/---

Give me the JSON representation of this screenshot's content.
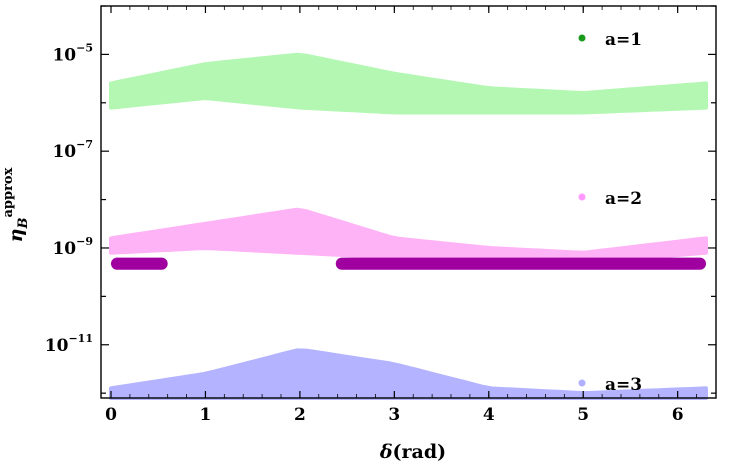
{
  "chart_data": {
    "type": "scatter",
    "xlabel_symbol": "δ",
    "xlabel_unit": "(rad)",
    "ylabel_symbol": "η",
    "ylabel_sub": "B",
    "ylabel_sup": "approx",
    "xlim": [
      0,
      6.3
    ],
    "ylim_log10": [
      -12.1,
      -4.0
    ],
    "yscale": "log",
    "x_ticks": [
      "0",
      "1",
      "2",
      "3",
      "4",
      "5",
      "6"
    ],
    "y_ticks": [
      {
        "base": "10",
        "exp": "−5",
        "log": -5
      },
      {
        "base": "10",
        "exp": "−7",
        "log": -7
      },
      {
        "base": "10",
        "exp": "−9",
        "log": -9
      },
      {
        "base": "10",
        "exp": "−11",
        "log": -11
      }
    ],
    "legend_position": "right",
    "series": [
      {
        "name": "a=1",
        "color": "#1a9a1a",
        "band_color": "#b3f7b3",
        "band_low_log10": [
          -6.1,
          -5.9,
          -6.1,
          -6.2,
          -6.2,
          -6.2,
          -6.1
        ],
        "band_high_log10": [
          -5.6,
          -5.2,
          -5.0,
          -5.4,
          -5.7,
          -5.8,
          -5.6
        ]
      },
      {
        "name": "a=2",
        "color": "#ff99ff",
        "band_color": "#ffb3f7",
        "band_low_log10": [
          -9.1,
          -9.0,
          -9.1,
          -9.2,
          -9.3,
          -9.3,
          -9.1
        ],
        "band_high_log10": [
          -8.8,
          -8.5,
          -8.2,
          -8.8,
          -9.0,
          -9.1,
          -8.8
        ],
        "dense_color": "#a000a0",
        "dense_segments": [
          [
            0,
            0.6
          ],
          [
            2.38,
            6.3
          ]
        ],
        "dense_log10": [
          -9.2,
          -9.45
        ]
      },
      {
        "name": "a=3",
        "color": "#b0b0ff",
        "band_color": "#b3b3ff",
        "band_low_log10": [
          -12.1,
          -12.1,
          -12.1,
          -12.1,
          -12.1,
          -12.1,
          -12.1
        ],
        "band_high_log10": [
          -11.9,
          -11.6,
          -11.1,
          -11.4,
          -11.9,
          -12.0,
          -11.9
        ]
      }
    ]
  }
}
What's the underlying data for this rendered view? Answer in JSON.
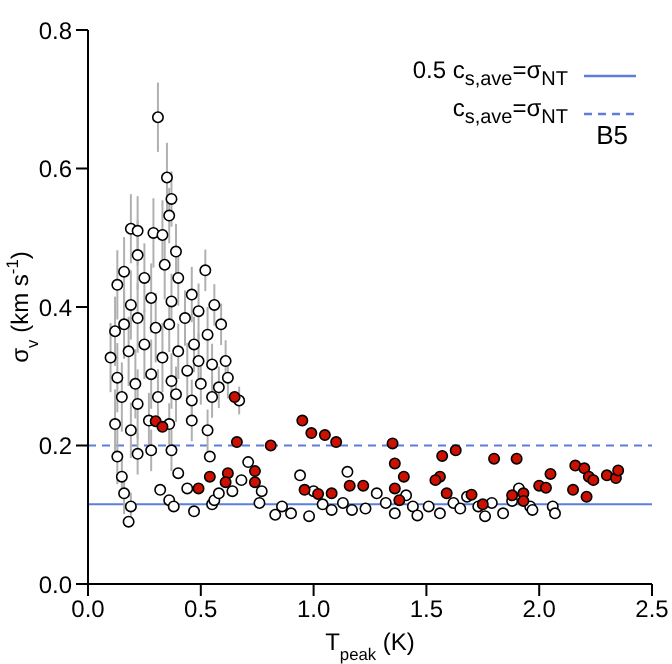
{
  "chart_data": {
    "type": "scatter",
    "xlabel": "T$_{peak}$ (K)",
    "ylabel": "σ$_{v}$ (km s$^{-1}$)",
    "xlim": [
      0,
      2.5
    ],
    "ylim": [
      0,
      0.8
    ],
    "xticks": [
      {
        "value": 0,
        "label": "0.0"
      },
      {
        "value": 0.5,
        "label": "0.5"
      },
      {
        "value": 1,
        "label": "1.0"
      },
      {
        "value": 1.5,
        "label": "1.5"
      },
      {
        "value": 2,
        "label": "2.0"
      },
      {
        "value": 2.5,
        "label": "2.5"
      }
    ],
    "yticks": [
      {
        "value": 0,
        "label": "0.0"
      },
      {
        "value": 0.2,
        "label": "0.2"
      },
      {
        "value": 0.4,
        "label": "0.4"
      },
      {
        "value": 0.6,
        "label": "0.6"
      },
      {
        "value": 0.8,
        "label": "0.8"
      }
    ],
    "marker": "circle",
    "legend": "top right",
    "grid": false,
    "ref_lines": [
      {
        "axis": "y",
        "value": 0.115,
        "label": "0.5 c$_{s,ave}$=σ$_{NT}$",
        "color": "#5b7fdb",
        "line_style": "solid"
      },
      {
        "axis": "y",
        "value": 0.2,
        "label": "c$_{s,ave}$=σ$_{NT}$",
        "color": "#5b7fdb",
        "line_style": "dashed"
      }
    ],
    "annotations": [
      "B5"
    ],
    "series": [
      {
        "color": "#ffffff",
        "x": [
          0.31,
          0.35,
          0.36,
          0.37,
          0.52,
          0.56,
          0.59,
          0.53,
          0.46,
          0.49,
          0.19,
          0.22,
          0.29,
          0.33,
          0.22,
          0.13,
          0.16,
          0.25,
          0.34,
          0.39,
          0.4,
          0.19,
          0.28,
          0.37,
          0.12,
          0.16,
          0.22,
          0.3,
          0.36,
          0.43,
          0.1,
          0.18,
          0.25,
          0.33,
          0.4,
          0.47,
          0.49,
          0.55,
          0.61,
          0.13,
          0.21,
          0.28,
          0.37,
          0.44,
          0.5,
          0.58,
          0.62,
          0.15,
          0.22,
          0.31,
          0.39,
          0.46,
          0.55,
          0.67,
          0.12,
          0.19,
          0.27,
          0.36,
          0.46,
          0.53,
          0.13,
          0.22,
          0.28,
          0.37,
          0.15,
          0.16,
          0.19,
          0.18,
          0.32,
          0.36,
          0.38,
          0.4,
          0.44,
          0.47,
          0.54,
          0.55,
          0.56,
          0.58,
          0.64,
          0.68,
          0.71,
          0.76,
          0.77,
          0.83,
          0.86,
          0.9,
          0.94,
          0.98,
          1.0,
          1.04,
          1.08,
          1.13,
          1.15,
          1.17,
          1.23,
          1.28,
          1.32,
          1.36,
          1.41,
          1.44,
          1.46,
          1.51,
          1.56,
          1.62,
          1.65,
          1.68,
          1.73,
          1.76,
          1.79,
          1.84,
          1.88,
          1.91,
          1.96,
          1.97,
          2.06,
          2.07
        ],
        "values": [
          0.674,
          0.587,
          0.532,
          0.556,
          0.453,
          0.403,
          0.375,
          0.36,
          0.418,
          0.394,
          0.513,
          0.51,
          0.507,
          0.504,
          0.475,
          0.432,
          0.451,
          0.442,
          0.461,
          0.48,
          0.442,
          0.403,
          0.413,
          0.408,
          0.365,
          0.375,
          0.384,
          0.37,
          0.375,
          0.384,
          0.327,
          0.336,
          0.346,
          0.327,
          0.336,
          0.346,
          0.322,
          0.317,
          0.322,
          0.298,
          0.289,
          0.303,
          0.293,
          0.308,
          0.289,
          0.284,
          0.298,
          0.27,
          0.26,
          0.27,
          0.274,
          0.265,
          0.27,
          0.265,
          0.231,
          0.222,
          0.236,
          0.231,
          0.236,
          0.222,
          0.184,
          0.188,
          0.193,
          0.193,
          0.155,
          0.131,
          0.112,
          0.09,
          0.136,
          0.121,
          0.112,
          0.16,
          0.138,
          0.105,
          0.184,
          0.115,
          0.121,
          0.131,
          0.134,
          0.15,
          0.176,
          0.117,
          0.134,
          0.1,
          0.112,
          0.102,
          0.157,
          0.098,
          0.134,
          0.115,
          0.107,
          0.117,
          0.162,
          0.107,
          0.109,
          0.131,
          0.117,
          0.102,
          0.128,
          0.112,
          0.099,
          0.112,
          0.102,
          0.117,
          0.109,
          0.126,
          0.112,
          0.098,
          0.117,
          0.102,
          0.12,
          0.138,
          0.112,
          0.107,
          0.112,
          0.102
        ],
        "errors": [
          0.05,
          0.05,
          0.04,
          0.04,
          0.03,
          0.03,
          0.03,
          0.04,
          0.04,
          0.04,
          0.05,
          0.05,
          0.05,
          0.05,
          0.05,
          0.05,
          0.05,
          0.05,
          0.05,
          0.04,
          0.04,
          0.05,
          0.05,
          0.04,
          0.05,
          0.05,
          0.05,
          0.05,
          0.04,
          0.04,
          0.05,
          0.05,
          0.05,
          0.05,
          0.04,
          0.04,
          0.04,
          0.03,
          0.03,
          0.05,
          0.05,
          0.05,
          0.04,
          0.04,
          0.03,
          0.03,
          0.03,
          0.05,
          0.05,
          0.04,
          0.04,
          0.03,
          0.03,
          0.02,
          0.05,
          0.04,
          0.04,
          0.03,
          0.03,
          0.03,
          0.04,
          0.03,
          0.03,
          0.03,
          0.03,
          0.03,
          0.02,
          null,
          null,
          null,
          null,
          null,
          null,
          null,
          null,
          null,
          null,
          null,
          null,
          null,
          null,
          null,
          null,
          null,
          null,
          null,
          null,
          null,
          null,
          null,
          null,
          null,
          null,
          null,
          null,
          null,
          null,
          null,
          null,
          null,
          null,
          null,
          null,
          null,
          null,
          null,
          null,
          null,
          null,
          null,
          null,
          null,
          null,
          null,
          null,
          null
        ]
      },
      {
        "color": "#cc1100",
        "x": [
          0.3,
          0.33,
          0.65,
          0.66,
          0.54,
          0.62,
          0.61,
          0.74,
          0.74,
          0.49,
          0.81,
          0.95,
          0.99,
          1.05,
          1.1,
          0.96,
          1.02,
          1.08,
          1.16,
          1.22,
          1.35,
          1.36,
          1.36,
          1.4,
          1.38,
          1.57,
          1.63,
          1.56,
          1.54,
          1.59,
          1.7,
          1.75,
          1.8,
          1.9,
          1.88,
          1.93,
          1.93,
          2.0,
          2.03,
          2.05,
          2.15,
          2.16,
          2.2,
          2.22,
          2.21,
          2.24,
          2.3,
          2.34,
          2.35
        ],
        "values": [
          0.235,
          0.227,
          0.27,
          0.205,
          0.155,
          0.16,
          0.147,
          0.163,
          0.147,
          0.138,
          0.2,
          0.236,
          0.218,
          0.215,
          0.205,
          0.136,
          0.13,
          0.131,
          0.142,
          0.142,
          0.203,
          0.174,
          0.138,
          0.155,
          0.121,
          0.185,
          0.193,
          0.155,
          0.15,
          0.131,
          0.129,
          0.115,
          0.181,
          0.181,
          0.128,
          0.131,
          0.12,
          0.142,
          0.139,
          0.159,
          0.136,
          0.171,
          0.167,
          0.155,
          0.126,
          0.15,
          0.157,
          0.153,
          0.164
        ]
      }
    ]
  }
}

\---

## Task goal
Above are the records; copy every line in them that holds the word "right".

## Written solution
    "legend_position": "right",
    "legend": "top right",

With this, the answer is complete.